Si le pouvoir central est historiquement dominé par les droites en France, les conquêtes démocratiques dans le domaine de la gestion territoriale sont le fait des gauches : loi sur la départementalisation des territoires d’outre-mer à l’initiative du député martiniquais Aimé Césaire, votée en 1946 ; loi Deferre sur la décentralisation votée en 1982. Le principe de la "diversité" a été adopté suite au « mai 68 des banlieues », les émeutes de 2005 ayant été les plus violentes connues dans le cadre de l’Union européenne au cours des dernières décennies .

Dans de nombreux pays européens et voisins de la France, qu’ils soient fédéraux (Allemagne, Belgique, Suisse, …) ou décentralisés (Espagne, Royaume uni, Italie...), la représentation des régions à l’échelle nationale est un fait d’ores et déjà acquis. Que ce soit sous la forme d’une deuxième chambre qui cohabite avec la chambre des citoyens (Chambres des Communes ou chambre basse au Royaume uni qui jouxte la chambre des Lords, Bundersrat allemand qui cohabite avec le Bundestag....) ou par l’intégration des partis régionalistes dans une chambre unique (Cortés espagnols). De même qu’à l’échelle de l’UE, sous la forme d’organismes interrégionaux à caractère consultatif, le Comité des régions (CdR) ou l’Assemblée des régions d’Europe (ARE), qui évoluent aux côtés du Parlement européen et de la Commission. Ces institutions promeuvent une coopération interrégionale, favorisée par le caractère transfrontalier de nombreuses régions européennes. Cela dit, dans un contexte néo-libéral et technocratique dont il faut toujours combattre la tendance à gommer les souverainetés nationales et une éventuelle instrumentalisation des revendications minoritaires.

Données fournies ▸

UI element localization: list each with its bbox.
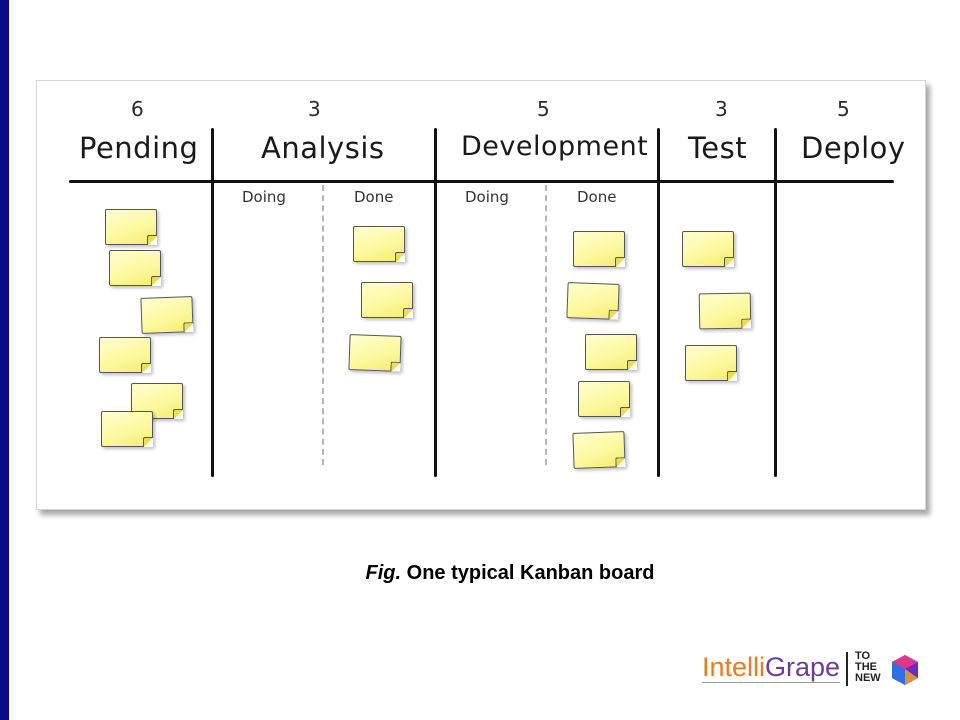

Consignes ▸ Résumez sous forme de liste le paragraphe du texte sur la gestion territoriale qui commence par « Si le pouvoir central », en conservant ses faits principaux. Les lignes fournies ne servent pas à l'exercice.

Réponse attendue ▸
- En France, le pouvoir central a surtout été dominé par les droites, alors que les avancées démocratiques dans la gestion territoriale sont dues aux gauches.
- 1946 : vote de la loi sur la départementalisation des territoires d'outre-mer, à l'initiative du député martiniquais Aimé Césaire.
- 1982 : vote de la loi Deferre sur la décentralisation.
- Le principe de la « diversité » a été adopté après le « mai 68 des banlieues ». Ces émeutes de 2005 ont été les plus violentes connues dans l'Union européenne au cours des dernières décennies.